Data entries:
........
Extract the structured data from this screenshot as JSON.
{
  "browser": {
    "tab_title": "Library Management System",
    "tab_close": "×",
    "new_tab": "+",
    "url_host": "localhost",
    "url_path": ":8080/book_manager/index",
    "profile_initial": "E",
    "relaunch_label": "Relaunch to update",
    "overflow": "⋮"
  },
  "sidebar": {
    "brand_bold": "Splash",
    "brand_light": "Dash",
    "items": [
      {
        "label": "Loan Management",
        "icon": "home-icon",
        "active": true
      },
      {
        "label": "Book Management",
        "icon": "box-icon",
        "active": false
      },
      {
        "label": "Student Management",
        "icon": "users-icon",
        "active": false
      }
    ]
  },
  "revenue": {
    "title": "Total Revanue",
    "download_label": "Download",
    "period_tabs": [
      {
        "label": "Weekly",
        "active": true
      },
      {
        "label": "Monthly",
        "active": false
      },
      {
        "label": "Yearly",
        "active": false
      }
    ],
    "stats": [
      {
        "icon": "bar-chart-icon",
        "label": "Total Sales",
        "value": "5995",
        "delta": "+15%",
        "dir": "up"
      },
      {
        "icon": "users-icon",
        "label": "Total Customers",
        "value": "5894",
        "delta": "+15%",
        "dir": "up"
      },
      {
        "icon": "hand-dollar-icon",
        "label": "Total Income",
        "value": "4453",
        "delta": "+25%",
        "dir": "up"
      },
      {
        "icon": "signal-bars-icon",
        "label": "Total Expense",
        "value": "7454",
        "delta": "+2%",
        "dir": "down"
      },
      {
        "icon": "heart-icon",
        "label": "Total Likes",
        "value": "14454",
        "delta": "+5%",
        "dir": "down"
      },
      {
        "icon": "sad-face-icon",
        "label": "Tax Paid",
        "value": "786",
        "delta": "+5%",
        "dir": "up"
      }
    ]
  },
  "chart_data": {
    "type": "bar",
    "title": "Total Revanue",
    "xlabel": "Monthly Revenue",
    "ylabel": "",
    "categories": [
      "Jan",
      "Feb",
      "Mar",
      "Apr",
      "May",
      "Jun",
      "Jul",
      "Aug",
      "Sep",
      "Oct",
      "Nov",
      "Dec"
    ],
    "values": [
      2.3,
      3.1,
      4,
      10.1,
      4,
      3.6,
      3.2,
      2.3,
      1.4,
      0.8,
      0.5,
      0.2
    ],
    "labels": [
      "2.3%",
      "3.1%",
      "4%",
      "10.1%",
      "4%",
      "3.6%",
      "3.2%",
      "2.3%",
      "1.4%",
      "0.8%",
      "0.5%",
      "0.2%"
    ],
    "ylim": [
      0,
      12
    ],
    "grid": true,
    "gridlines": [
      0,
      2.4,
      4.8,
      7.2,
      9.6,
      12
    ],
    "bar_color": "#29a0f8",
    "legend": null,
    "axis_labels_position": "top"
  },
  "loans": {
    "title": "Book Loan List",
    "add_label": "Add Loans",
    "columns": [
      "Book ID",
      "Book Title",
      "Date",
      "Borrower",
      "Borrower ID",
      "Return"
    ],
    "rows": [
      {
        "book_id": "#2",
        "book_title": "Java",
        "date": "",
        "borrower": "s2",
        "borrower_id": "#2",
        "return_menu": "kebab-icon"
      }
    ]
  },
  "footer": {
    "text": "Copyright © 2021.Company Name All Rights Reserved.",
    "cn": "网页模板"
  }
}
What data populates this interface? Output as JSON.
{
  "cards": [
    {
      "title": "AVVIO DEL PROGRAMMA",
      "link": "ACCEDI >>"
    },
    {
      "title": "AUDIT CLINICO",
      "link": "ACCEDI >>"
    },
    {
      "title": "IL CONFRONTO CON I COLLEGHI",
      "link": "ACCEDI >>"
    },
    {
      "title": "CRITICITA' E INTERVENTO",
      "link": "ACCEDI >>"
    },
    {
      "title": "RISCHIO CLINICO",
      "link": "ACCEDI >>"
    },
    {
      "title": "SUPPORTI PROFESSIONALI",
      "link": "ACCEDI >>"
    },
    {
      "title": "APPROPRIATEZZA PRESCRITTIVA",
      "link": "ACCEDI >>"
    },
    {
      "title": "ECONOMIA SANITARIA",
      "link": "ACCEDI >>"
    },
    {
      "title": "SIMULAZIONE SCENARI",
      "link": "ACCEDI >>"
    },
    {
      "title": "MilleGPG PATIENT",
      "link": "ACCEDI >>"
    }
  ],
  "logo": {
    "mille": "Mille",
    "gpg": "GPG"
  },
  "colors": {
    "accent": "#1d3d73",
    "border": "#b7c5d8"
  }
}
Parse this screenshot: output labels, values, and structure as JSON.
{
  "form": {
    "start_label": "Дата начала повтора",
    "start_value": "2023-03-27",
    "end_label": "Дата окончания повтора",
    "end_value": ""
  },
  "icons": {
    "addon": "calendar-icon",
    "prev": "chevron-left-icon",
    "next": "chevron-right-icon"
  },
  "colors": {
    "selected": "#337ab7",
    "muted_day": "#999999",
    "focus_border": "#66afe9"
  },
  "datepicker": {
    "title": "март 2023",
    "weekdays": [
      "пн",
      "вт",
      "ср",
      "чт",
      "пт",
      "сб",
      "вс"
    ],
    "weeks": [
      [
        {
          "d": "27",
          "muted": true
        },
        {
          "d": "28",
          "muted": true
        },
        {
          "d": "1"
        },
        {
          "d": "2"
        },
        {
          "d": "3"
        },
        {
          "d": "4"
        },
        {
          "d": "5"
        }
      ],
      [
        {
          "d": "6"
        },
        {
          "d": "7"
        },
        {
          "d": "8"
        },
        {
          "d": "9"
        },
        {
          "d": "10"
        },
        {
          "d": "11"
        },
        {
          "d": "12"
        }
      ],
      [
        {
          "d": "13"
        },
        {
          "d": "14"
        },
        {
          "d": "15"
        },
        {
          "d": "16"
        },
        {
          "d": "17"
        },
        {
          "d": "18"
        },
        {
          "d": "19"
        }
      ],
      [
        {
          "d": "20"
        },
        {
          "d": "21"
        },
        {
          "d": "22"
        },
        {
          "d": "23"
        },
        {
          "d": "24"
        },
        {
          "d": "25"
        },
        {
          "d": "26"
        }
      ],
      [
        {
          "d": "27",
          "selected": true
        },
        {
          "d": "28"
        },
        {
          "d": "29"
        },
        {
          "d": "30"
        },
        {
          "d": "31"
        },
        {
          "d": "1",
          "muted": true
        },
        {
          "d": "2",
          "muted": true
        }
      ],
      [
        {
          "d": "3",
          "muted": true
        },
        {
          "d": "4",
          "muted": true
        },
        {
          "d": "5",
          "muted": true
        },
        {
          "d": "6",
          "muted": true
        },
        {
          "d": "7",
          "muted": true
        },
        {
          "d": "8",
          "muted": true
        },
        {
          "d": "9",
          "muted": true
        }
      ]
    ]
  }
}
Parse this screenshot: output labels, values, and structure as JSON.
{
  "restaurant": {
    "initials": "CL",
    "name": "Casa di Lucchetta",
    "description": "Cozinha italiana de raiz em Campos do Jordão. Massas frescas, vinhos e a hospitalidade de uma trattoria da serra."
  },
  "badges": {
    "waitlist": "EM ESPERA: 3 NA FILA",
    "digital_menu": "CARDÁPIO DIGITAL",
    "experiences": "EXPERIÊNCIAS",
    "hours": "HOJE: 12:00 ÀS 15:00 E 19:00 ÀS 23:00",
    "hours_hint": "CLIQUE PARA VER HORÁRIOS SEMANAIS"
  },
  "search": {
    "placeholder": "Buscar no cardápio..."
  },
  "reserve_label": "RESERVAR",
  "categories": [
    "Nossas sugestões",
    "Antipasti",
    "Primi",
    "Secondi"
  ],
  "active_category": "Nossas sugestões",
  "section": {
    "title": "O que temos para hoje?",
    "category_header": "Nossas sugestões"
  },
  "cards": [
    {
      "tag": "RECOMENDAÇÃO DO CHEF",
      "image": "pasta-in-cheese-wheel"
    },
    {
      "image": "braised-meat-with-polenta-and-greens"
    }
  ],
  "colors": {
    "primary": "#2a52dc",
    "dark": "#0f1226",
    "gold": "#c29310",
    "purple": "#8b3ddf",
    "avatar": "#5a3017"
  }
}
........
Looking at the entries above, say how many lines contain the word "chevron". Only the number is wanted.

* Task answer *
2